INSTRUCTIONS FOR THE TASK: Only a number is wanted: how many lines in these records contain the word "市规划自然资源委"?

Collection entries:
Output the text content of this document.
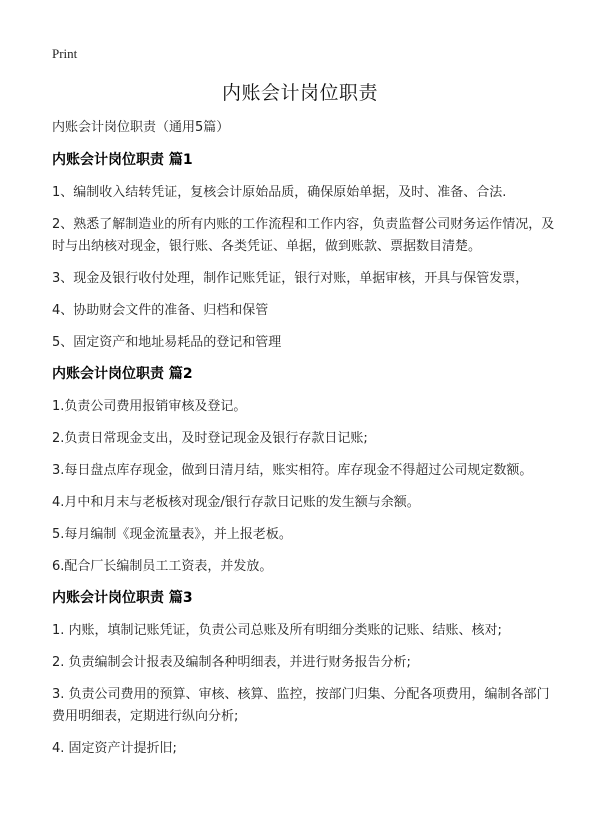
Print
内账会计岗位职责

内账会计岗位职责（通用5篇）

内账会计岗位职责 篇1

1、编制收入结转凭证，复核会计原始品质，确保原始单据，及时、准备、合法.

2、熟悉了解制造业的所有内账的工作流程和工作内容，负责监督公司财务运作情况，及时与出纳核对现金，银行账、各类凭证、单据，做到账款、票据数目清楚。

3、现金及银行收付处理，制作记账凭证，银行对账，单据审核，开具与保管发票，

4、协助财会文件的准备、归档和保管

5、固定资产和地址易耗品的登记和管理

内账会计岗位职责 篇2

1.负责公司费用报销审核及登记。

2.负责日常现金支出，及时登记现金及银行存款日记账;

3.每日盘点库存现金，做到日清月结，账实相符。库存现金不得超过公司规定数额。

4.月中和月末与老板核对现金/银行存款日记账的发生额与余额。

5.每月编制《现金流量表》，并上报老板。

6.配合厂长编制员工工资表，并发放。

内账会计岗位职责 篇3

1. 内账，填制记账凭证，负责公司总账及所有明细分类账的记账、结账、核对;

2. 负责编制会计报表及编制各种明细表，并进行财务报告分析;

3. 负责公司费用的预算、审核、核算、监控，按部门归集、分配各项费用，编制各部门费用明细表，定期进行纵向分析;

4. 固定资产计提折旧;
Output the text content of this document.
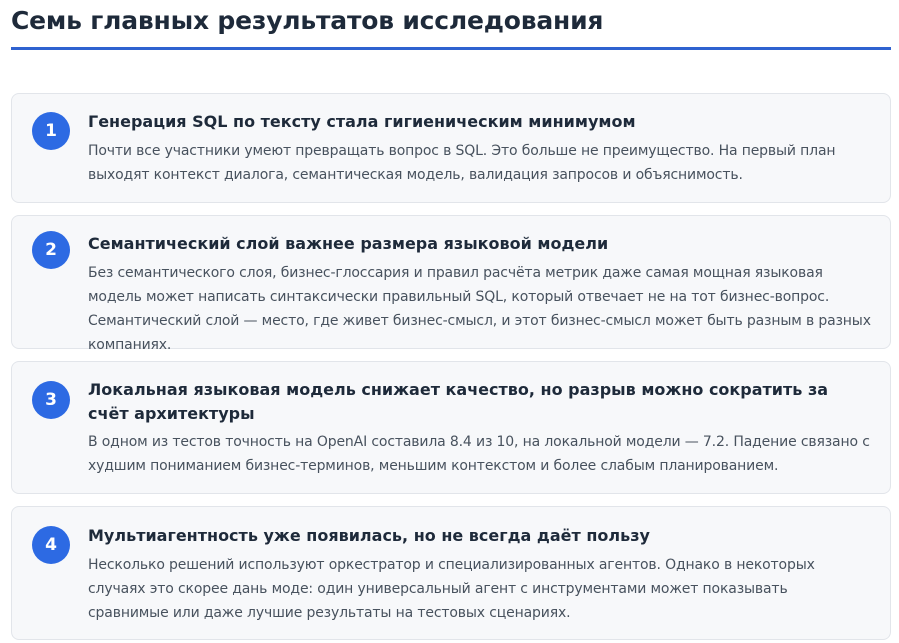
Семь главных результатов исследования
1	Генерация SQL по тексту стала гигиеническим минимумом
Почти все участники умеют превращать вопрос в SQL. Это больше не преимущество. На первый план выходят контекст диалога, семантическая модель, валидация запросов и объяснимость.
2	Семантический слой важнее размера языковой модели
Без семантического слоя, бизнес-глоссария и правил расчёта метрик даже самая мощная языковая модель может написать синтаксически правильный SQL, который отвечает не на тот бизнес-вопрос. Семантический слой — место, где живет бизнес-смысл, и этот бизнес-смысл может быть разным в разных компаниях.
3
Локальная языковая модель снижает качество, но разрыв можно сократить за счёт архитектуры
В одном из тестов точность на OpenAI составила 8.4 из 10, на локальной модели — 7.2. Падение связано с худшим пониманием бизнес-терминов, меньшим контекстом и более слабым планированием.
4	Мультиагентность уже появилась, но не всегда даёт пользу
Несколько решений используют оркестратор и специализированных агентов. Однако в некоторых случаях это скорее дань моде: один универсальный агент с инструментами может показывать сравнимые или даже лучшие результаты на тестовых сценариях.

...

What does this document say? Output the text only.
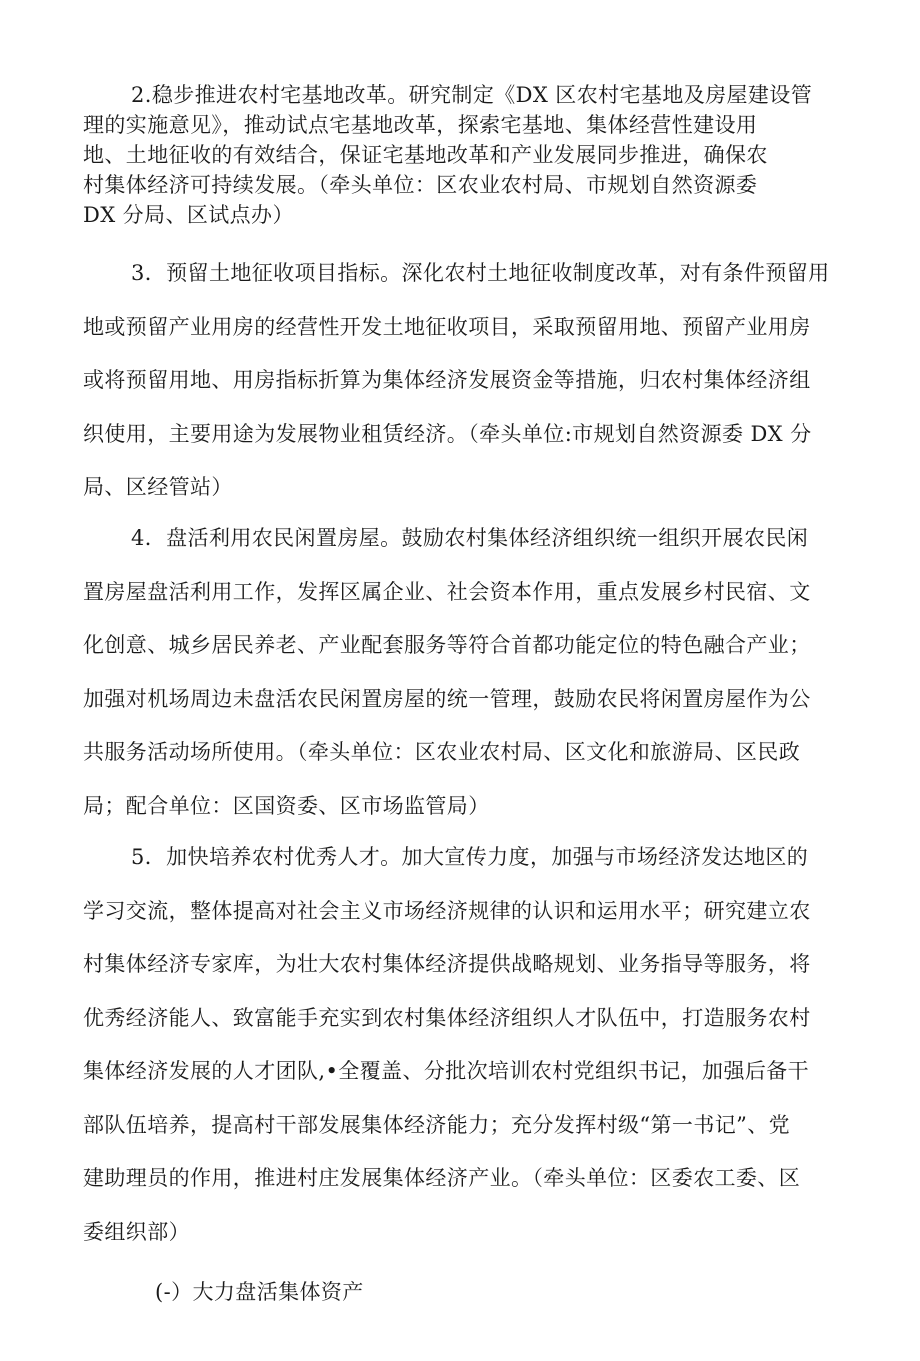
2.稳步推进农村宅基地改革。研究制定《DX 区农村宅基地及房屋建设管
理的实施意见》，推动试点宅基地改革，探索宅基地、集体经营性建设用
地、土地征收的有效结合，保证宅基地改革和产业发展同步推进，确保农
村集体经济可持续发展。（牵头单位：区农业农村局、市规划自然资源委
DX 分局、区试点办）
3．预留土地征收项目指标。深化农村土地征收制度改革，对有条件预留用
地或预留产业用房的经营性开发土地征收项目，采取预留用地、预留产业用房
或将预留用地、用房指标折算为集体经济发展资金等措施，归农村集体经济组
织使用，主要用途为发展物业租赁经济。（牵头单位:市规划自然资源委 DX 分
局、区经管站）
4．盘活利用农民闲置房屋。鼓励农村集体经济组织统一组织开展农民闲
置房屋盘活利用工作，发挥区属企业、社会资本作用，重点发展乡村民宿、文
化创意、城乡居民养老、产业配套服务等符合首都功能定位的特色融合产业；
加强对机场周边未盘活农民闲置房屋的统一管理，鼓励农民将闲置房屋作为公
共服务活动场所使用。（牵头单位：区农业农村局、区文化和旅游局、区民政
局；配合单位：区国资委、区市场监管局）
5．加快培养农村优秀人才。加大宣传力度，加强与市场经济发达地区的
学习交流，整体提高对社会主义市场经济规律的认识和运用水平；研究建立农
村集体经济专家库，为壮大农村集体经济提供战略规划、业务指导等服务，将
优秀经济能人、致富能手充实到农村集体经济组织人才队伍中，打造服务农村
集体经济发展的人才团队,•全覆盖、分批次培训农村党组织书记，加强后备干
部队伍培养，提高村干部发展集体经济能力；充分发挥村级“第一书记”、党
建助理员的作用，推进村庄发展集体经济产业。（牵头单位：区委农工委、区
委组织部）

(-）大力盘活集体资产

EXERCISE OUTPUT: 2